··· Excerpted data

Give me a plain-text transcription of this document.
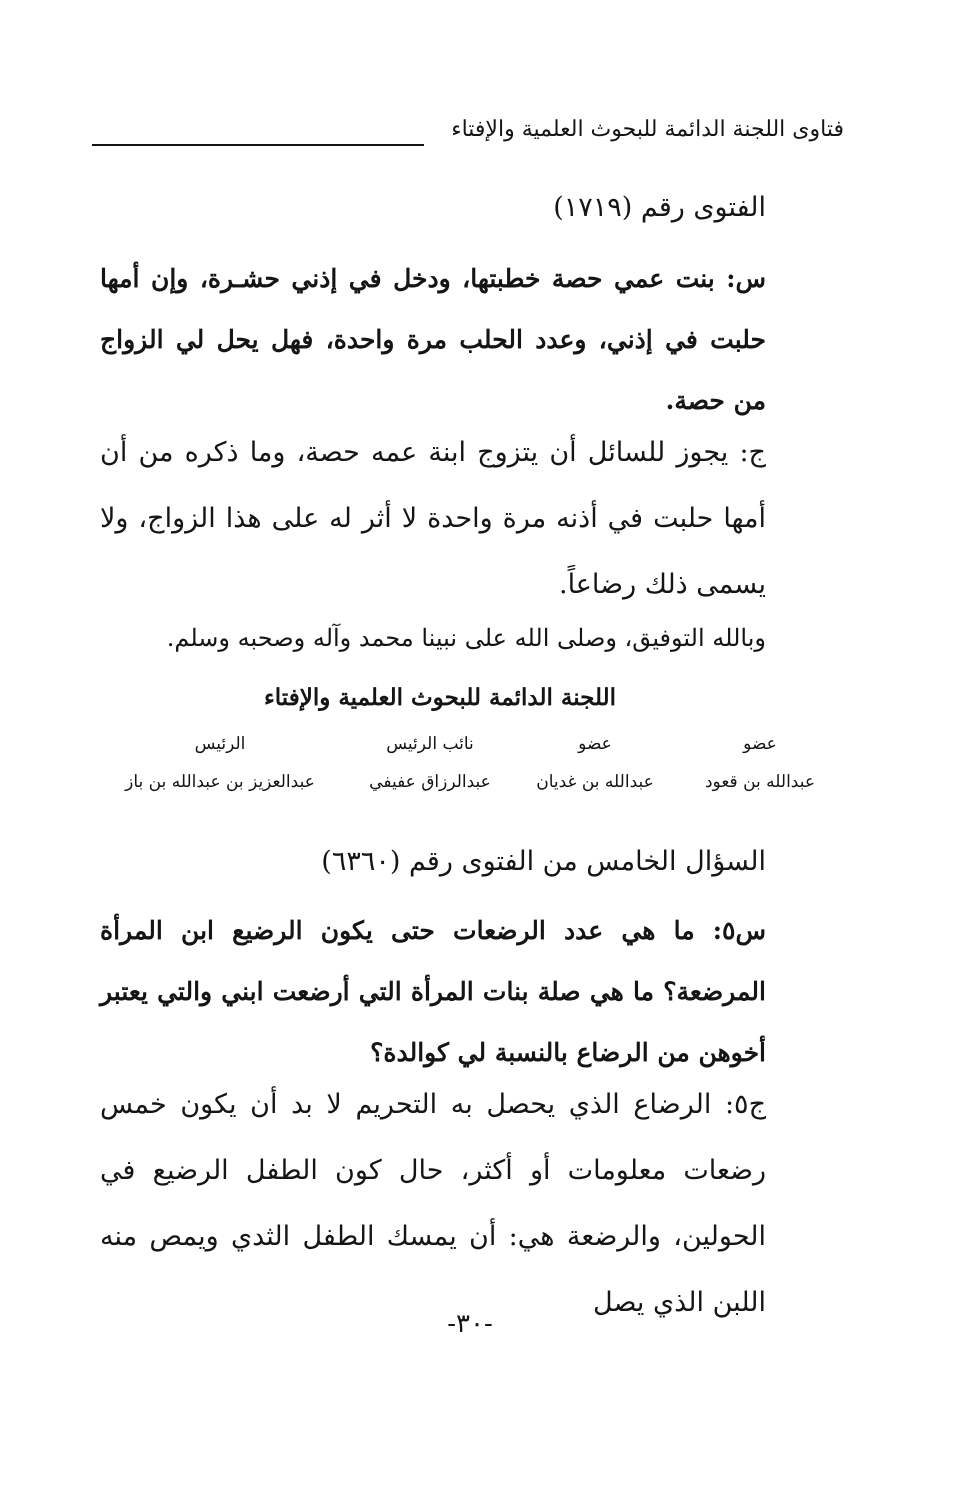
فتاوى اللجنة الدائمة للبحوث العلمية والإفتاء
الفتوى رقم (١٧١٩)
س: بنت عمي حصة خطبتها، ودخل في إذني حشـرة، وإن أمها حلبت في إذني، وعدد الحلب مرة واحدة، فهل يحل لي الزواج من حصة.
ج: يجوز للسائل أن يتزوج ابنة عمه حصة، وما ذكره من أن أمها حلبت في أذنه مرة واحدة لا أثر له على هذا الزواج، ولا يسمى ذلك رضاعاً.
وبالله التوفيق، وصلى الله على نبينا محمد وآله وصحبه وسلم.
اللجنة الدائمة للبحوث العلمية والإفتاء
عضو
عبدالله بن قعود
عضو
عبدالله بن غديان
نائب الرئيس
عبدالرزاق عفيفي
الرئيس
عبدالعزيز بن عبدالله بن باز
السؤال الخامس من الفتوى رقم (٦٣٦٠)
س٥: ما هي عدد الرضعات حتى يكون الرضيع ابن المرأة المرضعة؟ ما هي صلة بنات المرأة التي أرضعت ابني والتي يعتبر أخوهن من الرضاع بالنسبة لي كوالدة؟
ج٥: الرضاع الذي يحصل به التحريم لا بد أن يكون خمس رضعات معلومات أو أكثر، حال كون الطفل الرضيع في الحولين، والرضعة هي: أن يمسك الطفل الثدي ويمص منه اللبن الذي يصل
-٣٠-
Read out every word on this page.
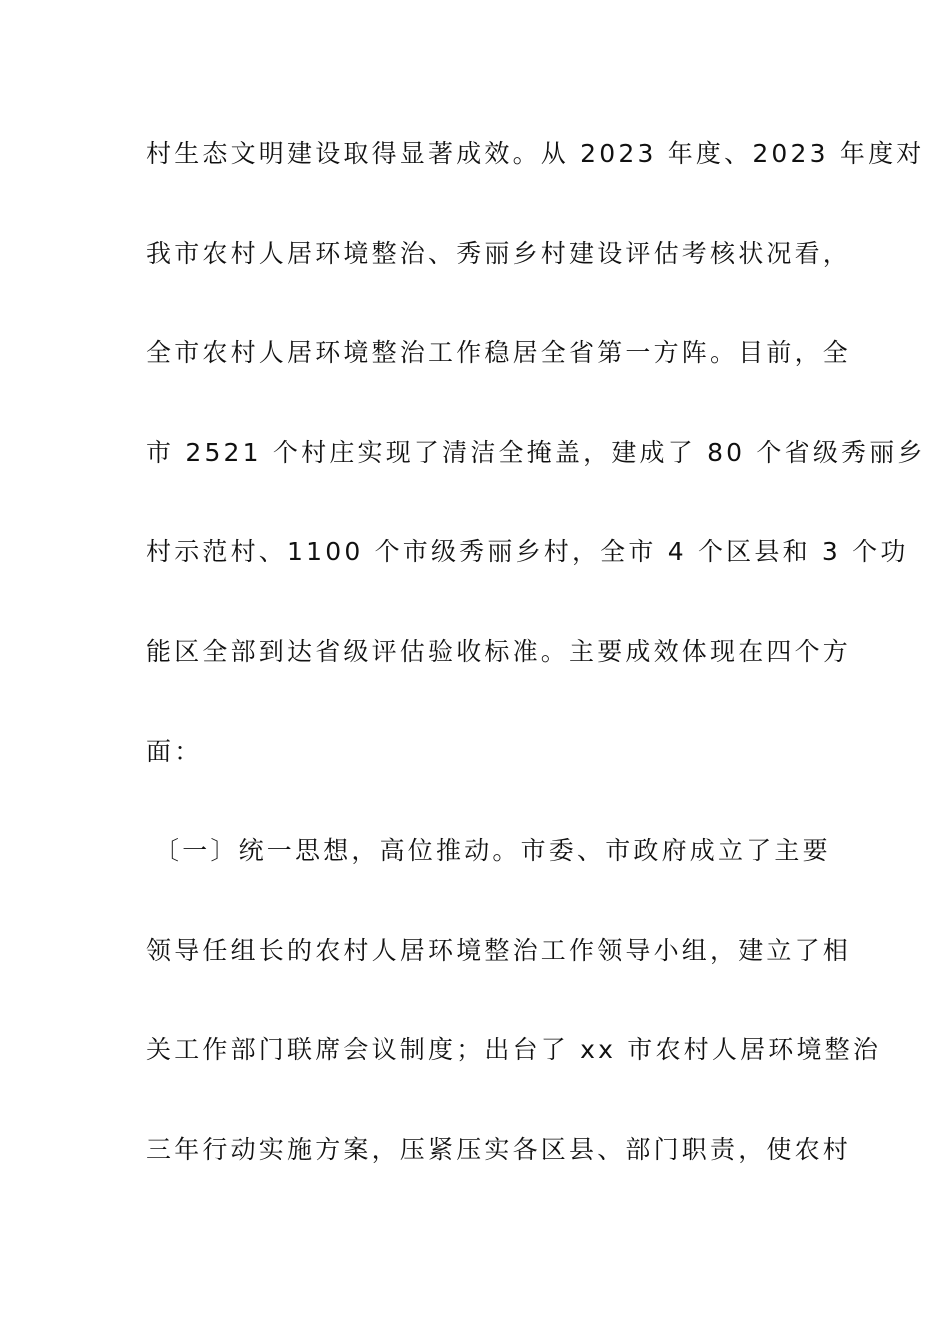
村生态文明建设取得显著成效。从 2023 年度、2023 年度对
我市农村人居环境整治、秀丽乡村建设评估考核状况看，
全市农村人居环境整治工作稳居全省第一方阵。目前，全
市 2521 个村庄实现了清洁全掩盖，建成了 80 个省级秀丽乡
村示范村、1100 个市级秀丽乡村，全市 4 个区县和 3 个功
能区全部到达省级评估验收标准。主要成效体现在四个方
面：
〔一〕统一思想，高位推动。市委、市政府成立了主要
领导任组长的农村人居环境整治工作领导小组，建立了相
关工作部门联席会议制度；出台了 xx 市农村人居环境整治
三年行动实施方案，压紧压实各区县、部门职责，使农村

······

Exercise
Omitting all images, print the listing exactly.

The result
Give me a plain-text transcription of this document.
فتاوى اللجنة الدائمة للبحوث العلمية والإفتاء
الفتوى رقم (١٧١٩)
س: بنت عمي حصة خطبتها، ودخل في إذني حشـرة، وإن أمها حلبت في إذني، وعدد الحلب مرة واحدة، فهل يحل لي الزواج من حصة.
ج: يجوز للسائل أن يتزوج ابنة عمه حصة، وما ذكره من أن أمها حلبت في أذنه مرة واحدة لا أثر له على هذا الزواج، ولا يسمى ذلك رضاعاً.
وبالله التوفيق، وصلى الله على نبينا محمد وآله وصحبه وسلم.
اللجنة الدائمة للبحوث العلمية والإفتاء
عضو
عبدالله بن قعود
عضو
عبدالله بن غديان
نائب الرئيس
عبدالرزاق عفيفي
الرئيس
عبدالعزيز بن عبدالله بن باز
السؤال الخامس من الفتوى رقم (٦٣٦٠)
س٥: ما هي عدد الرضعات حتى يكون الرضيع ابن المرأة المرضعة؟ ما هي صلة بنات المرأة التي أرضعت ابني والتي يعتبر أخوهن من الرضاع بالنسبة لي كوالدة؟
ج٥: الرضاع الذي يحصل به التحريم لا بد أن يكون خمس رضعات معلومات أو أكثر، حال كون الطفل الرضيع في الحولين، والرضعة هي: أن يمسك الطفل الثدي ويمص منه اللبن الذي يصل
-٣٠-
Read out every word on this page.
村生态文明建设取得显著成效。从 2023 年度、2023 年度对
我市农村人居环境整治、秀丽乡村建设评估考核状况看，
全市农村人居环境整治工作稳居全省第一方阵。目前，全
市 2521 个村庄实现了清洁全掩盖，建成了 80 个省级秀丽乡
村示范村、1100 个市级秀丽乡村，全市 4 个区县和 3 个功
能区全部到达省级评估验收标准。主要成效体现在四个方
面：
〔一〕统一思想，高位推动。市委、市政府成立了主要
领导任组长的农村人居环境整治工作领导小组，建立了相
关工作部门联席会议制度；出台了 xx 市农村人居环境整治
三年行动实施方案，压紧压实各区县、部门职责，使农村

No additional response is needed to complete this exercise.